**JOB**
Give the records back in full, exactly as they read.

Extracted records:
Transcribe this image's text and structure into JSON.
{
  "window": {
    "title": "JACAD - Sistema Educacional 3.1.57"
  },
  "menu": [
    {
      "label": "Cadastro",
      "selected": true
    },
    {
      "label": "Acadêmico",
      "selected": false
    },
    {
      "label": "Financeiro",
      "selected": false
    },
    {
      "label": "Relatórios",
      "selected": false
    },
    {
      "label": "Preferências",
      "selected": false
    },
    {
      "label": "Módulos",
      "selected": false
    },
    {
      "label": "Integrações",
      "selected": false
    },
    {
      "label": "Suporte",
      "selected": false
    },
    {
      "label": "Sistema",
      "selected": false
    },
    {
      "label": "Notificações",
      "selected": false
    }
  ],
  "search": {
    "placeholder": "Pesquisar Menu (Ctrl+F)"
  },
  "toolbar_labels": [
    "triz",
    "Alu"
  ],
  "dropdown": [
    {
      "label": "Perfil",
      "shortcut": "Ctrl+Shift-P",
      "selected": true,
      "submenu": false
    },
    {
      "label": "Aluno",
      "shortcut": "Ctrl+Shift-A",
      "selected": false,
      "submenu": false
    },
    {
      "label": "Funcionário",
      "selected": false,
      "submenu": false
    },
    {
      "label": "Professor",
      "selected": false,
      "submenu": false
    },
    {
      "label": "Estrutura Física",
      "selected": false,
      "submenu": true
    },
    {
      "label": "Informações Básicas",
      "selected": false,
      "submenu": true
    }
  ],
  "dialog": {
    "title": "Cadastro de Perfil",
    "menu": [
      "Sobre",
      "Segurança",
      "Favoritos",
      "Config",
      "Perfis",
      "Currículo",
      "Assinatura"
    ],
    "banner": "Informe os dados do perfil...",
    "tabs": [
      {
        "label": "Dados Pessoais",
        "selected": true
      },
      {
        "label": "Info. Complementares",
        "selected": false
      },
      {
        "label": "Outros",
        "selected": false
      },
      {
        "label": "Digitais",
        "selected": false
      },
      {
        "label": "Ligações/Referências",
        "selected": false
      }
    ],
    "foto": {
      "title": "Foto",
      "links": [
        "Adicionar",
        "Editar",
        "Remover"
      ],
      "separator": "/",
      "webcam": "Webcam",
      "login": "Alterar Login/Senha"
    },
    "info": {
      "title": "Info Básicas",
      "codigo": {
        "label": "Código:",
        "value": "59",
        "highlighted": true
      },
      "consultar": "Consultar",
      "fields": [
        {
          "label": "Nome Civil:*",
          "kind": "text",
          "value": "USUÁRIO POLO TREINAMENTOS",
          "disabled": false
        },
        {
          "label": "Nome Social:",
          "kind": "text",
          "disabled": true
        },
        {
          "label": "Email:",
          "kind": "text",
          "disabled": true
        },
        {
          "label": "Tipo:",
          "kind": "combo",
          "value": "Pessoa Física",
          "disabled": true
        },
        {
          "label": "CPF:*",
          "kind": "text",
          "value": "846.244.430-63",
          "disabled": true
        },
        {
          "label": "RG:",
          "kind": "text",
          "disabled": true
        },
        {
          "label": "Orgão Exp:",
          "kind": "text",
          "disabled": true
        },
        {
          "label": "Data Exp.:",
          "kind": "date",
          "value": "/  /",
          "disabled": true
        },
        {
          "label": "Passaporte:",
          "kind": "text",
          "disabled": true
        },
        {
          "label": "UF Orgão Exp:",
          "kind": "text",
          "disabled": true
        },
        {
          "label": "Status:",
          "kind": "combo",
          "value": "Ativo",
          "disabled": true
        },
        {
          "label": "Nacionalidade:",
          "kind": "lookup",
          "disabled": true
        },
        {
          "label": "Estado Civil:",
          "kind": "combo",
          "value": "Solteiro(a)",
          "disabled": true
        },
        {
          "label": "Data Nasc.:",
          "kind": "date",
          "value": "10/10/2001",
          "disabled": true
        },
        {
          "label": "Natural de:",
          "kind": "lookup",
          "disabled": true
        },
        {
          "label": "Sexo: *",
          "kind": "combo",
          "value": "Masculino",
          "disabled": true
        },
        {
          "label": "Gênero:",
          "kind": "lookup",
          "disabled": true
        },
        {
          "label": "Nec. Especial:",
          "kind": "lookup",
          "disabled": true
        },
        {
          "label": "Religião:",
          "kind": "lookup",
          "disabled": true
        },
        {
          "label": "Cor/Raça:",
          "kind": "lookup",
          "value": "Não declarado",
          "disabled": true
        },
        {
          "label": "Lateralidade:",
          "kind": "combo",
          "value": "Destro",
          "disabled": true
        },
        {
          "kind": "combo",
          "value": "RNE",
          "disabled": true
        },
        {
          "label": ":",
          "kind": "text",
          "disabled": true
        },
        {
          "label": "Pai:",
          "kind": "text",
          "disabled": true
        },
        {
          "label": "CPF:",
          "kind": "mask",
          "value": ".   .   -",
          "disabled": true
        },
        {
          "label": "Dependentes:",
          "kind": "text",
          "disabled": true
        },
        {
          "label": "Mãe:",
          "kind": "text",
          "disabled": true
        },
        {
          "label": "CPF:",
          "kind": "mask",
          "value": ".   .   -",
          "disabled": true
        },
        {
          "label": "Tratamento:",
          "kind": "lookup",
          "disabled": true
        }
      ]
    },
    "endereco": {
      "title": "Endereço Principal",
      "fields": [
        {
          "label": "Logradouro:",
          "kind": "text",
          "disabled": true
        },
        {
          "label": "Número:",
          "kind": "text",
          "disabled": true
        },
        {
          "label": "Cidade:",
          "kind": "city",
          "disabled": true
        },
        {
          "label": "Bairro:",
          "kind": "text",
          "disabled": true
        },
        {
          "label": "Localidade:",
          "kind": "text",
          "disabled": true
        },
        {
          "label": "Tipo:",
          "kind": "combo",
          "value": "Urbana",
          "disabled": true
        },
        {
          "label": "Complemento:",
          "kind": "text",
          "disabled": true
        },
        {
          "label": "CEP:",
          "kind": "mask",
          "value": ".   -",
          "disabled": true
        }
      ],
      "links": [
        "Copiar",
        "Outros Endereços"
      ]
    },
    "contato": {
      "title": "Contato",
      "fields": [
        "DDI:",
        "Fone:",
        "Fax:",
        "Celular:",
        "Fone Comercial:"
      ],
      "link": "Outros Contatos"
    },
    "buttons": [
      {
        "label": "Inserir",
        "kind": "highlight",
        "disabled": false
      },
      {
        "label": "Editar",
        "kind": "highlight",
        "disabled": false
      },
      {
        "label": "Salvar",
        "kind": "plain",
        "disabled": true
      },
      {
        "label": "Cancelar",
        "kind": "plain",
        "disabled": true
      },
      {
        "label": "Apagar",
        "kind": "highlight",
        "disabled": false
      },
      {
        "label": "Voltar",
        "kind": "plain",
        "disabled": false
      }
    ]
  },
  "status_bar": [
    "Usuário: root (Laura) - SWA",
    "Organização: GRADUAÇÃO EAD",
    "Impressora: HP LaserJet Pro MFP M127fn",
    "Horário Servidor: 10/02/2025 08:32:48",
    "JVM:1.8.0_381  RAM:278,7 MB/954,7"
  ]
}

**EXPECTED ANSWER**
Transcribe this image's text and structure into JSON.
{
  "window": {
    "title": "JACAD - Sistema Educacional 3.1.57"
  },
  "menu": [
    {
      "label": "Cadastro",
      "selected": true
    },
    {
      "label": "Acadêmico",
      "selected": false
    },
    {
      "label": "Financeiro",
      "selected": false
    },
    {
      "label": "Relatórios",
      "selected": false
    },
    {
      "label": "Preferências",
      "selected": false
    },
    {
      "label": "Módulos",
      "selected": false
    },
    {
      "label": "Integrações",
      "selected": false
    },
    {
      "label": "Suporte",
      "selected": false
    },
    {
      "label": "Sistema",
      "selected": false
    },
    {
      "label": "Notificações",
      "selected": false
    }
  ],
  "search": {
    "placeholder": "Pesquisar Menu (Ctrl+F)"
  },
  "toolbar_labels": [
    "triz",
    "Alu"
  ],
  "dropdown": [
    {
      "label": "Perfil",
      "shortcut": "Ctrl+Shift-P",
      "selected": true,
      "submenu": false
    },
    {
      "label": "Aluno",
      "shortcut": "Ctrl+Shift-A",
      "selected": false,
      "submenu": false
    },
    {
      "label": "Funcionário",
      "selected": false,
      "submenu": false
    },
    {
      "label": "Professor",
      "selected": false,
      "submenu": false
    },
    {
      "label": "Estrutura Física",
      "selected": false,
      "submenu": true
    },
    {
      "label": "Informações Básicas",
      "selected": false,
      "submenu": true
    }
  ],
  "dialog": {
    "title": "Cadastro de Perfil",
    "menu": [
      "Sobre",
      "Segurança",
      "Favoritos",
      "Config",
      "Perfis",
      "Currículo",
      "Assinatura"
    ],
    "banner": "Informe os dados do perfil...",
    "tabs": [
      {
        "label": "Dados Pessoais",
        "selected": true
      },
      {
        "label": "Info. Complementares",
        "selected": false
      },
      {
        "label": "Outros",
        "selected": false
      },
      {
        "label": "Digitais",
        "selected": false
      },
      {
        "label": "Ligações/Referências",
        "selected": false
      }
    ],
    "foto": {
      "title": "Foto",
      "links": [
        "Adicionar",
        "Editar",
        "Remover"
      ],
      "separator": "/",
      "webcam": "Webcam",
      "login": "Alterar Login/Senha"
    },
    "info": {
      "title": "Info Básicas",
      "codigo": {
        "label": "Código:",
        "value": "59",
        "highlighted": true
      },
      "consultar": "Consultar",
      "fields": [
        {
          "label": "Nome Civil:*",
          "kind": "text",
          "value": "USUÁRIO POLO TREINAMENTOS",
          "disabled": false
        },
        {
          "label": "Nome Social:",
          "kind": "text",
          "disabled": true
        },
        {
          "label": "Email:",
          "kind": "text",
          "disabled": true
        },
        {
          "label": "Tipo:",
          "kind": "combo",
          "value": "Pessoa Física",
          "disabled": true
        },
        {
          "label": "CPF:*",
          "kind": "text",
          "value": "846.244.430-63",
          "disabled": true
        },
        {
          "label": "RG:",
          "kind": "text",
          "disabled": true
        },
        {
          "label": "Orgão Exp:",
          "kind": "text",
          "disabled": true
        },
        {
          "label": "Data Exp.:",
          "kind": "date",
          "value": "/  /",
          "disabled": true
        },
        {
          "label": "Passaporte:",
          "kind": "text",
          "disabled": true
        },
        {
          "label": "UF Orgão Exp:",
          "kind": "text",
          "disabled": true
        },
        {
          "label": "Status:",
          "kind": "combo",
          "value": "Ativo",
          "disabled": true
        },
        {
          "label": "Nacionalidade:",
          "kind": "lookup",
          "disabled": true
        },
        {
          "label": "Estado Civil:",
          "kind": "combo",
          "value": "Solteiro(a)",
          "disabled": true
        },
        {
          "label": "Data Nasc.:",
          "kind": "date",
          "value": "10/10/2001",
          "disabled": true
        },
        {
          "label": "Natural de:",
          "kind": "lookup",
          "disabled": true
        },
        {
          "label": "Sexo: *",
          "kind": "combo",
          "value": "Masculino",
          "disabled": true
        },
        {
          "label": "Gênero:",
          "kind": "lookup",
          "disabled": true
        },
        {
          "label": "Nec. Especial:",
          "kind": "lookup",
          "disabled": true
        },
        {
          "label": "Religião:",
          "kind": "lookup",
          "disabled": true
        },
        {
          "label": "Cor/Raça:",
          "kind": "lookup",
          "value": "Não declarado",
          "disabled": true
        },
        {
          "label": "Lateralidade:",
          "kind": "combo",
          "value": "Destro",
          "disabled": true
        },
        {
          "kind": "combo",
          "value": "RNE",
          "disabled": true
        },
        {
          "label": ":",
          "kind": "text",
          "disabled": true
        },
        {
          "label": "Pai:",
          "kind": "text",
          "disabled": true
        },
        {
          "label": "CPF:",
          "kind": "mask",
          "value": ".   .   -",
          "disabled": true
        },
        {
          "label": "Dependentes:",
          "kind": "text",
          "disabled": true
        },
        {
          "label": "Mãe:",
          "kind": "text",
          "disabled": true
        },
        {
          "label": "CPF:",
          "kind": "mask",
          "value": ".   .   -",
          "disabled": true
        },
        {
          "label": "Tratamento:",
          "kind": "lookup",
          "disabled": true
        }
      ]
    },
    "endereco": {
      "title": "Endereço Principal",
      "fields": [
        {
          "label": "Logradouro:",
          "kind": "text",
          "disabled": true
        },
        {
          "label": "Número:",
          "kind": "text",
          "disabled": true
        },
        {
          "label": "Cidade:",
          "kind": "city",
          "disabled": true
        },
        {
          "label": "Bairro:",
          "kind": "text",
          "disabled": true
        },
        {
          "label": "Localidade:",
          "kind": "text",
          "disabled": true
        },
        {
          "label": "Tipo:",
          "kind": "combo",
          "value": "Urbana",
          "disabled": true
        },
        {
          "label": "Complemento:",
          "kind": "text",
          "disabled": true
        },
        {
          "label": "CEP:",
          "kind": "mask",
          "value": ".   -",
          "disabled": true
        }
      ],
      "links": [
        "Copiar",
        "Outros Endereços"
      ]
    },
    "contato": {
      "title": "Contato",
      "fields": [
        "DDI:",
        "Fone:",
        "Fax:",
        "Celular:",
        "Fone Comercial:"
      ],
      "link": "Outros Contatos"
    },
    "buttons": [
      {
        "label": "Inserir",
        "kind": "highlight",
        "disabled": false
      },
      {
        "label": "Editar",
        "kind": "highlight",
        "disabled": false
      },
      {
        "label": "Salvar",
        "kind": "plain",
        "disabled": true
      },
      {
        "label": "Cancelar",
        "kind": "plain",
        "disabled": true
      },
      {
        "label": "Apagar",
        "kind": "highlight",
        "disabled": false
      },
      {
        "label": "Voltar",
        "kind": "plain",
        "disabled": false
      }
    ]
  },
  "status_bar": [
    "Usuário: root (Laura) - SWA",
    "Organização: GRADUAÇÃO EAD",
    "Impressora: HP LaserJet Pro MFP M127fn",
    "Horário Servidor: 10/02/2025 08:32:48",
    "JVM:1.8.0_381  RAM:278,7 MB/954,7"
  ]
}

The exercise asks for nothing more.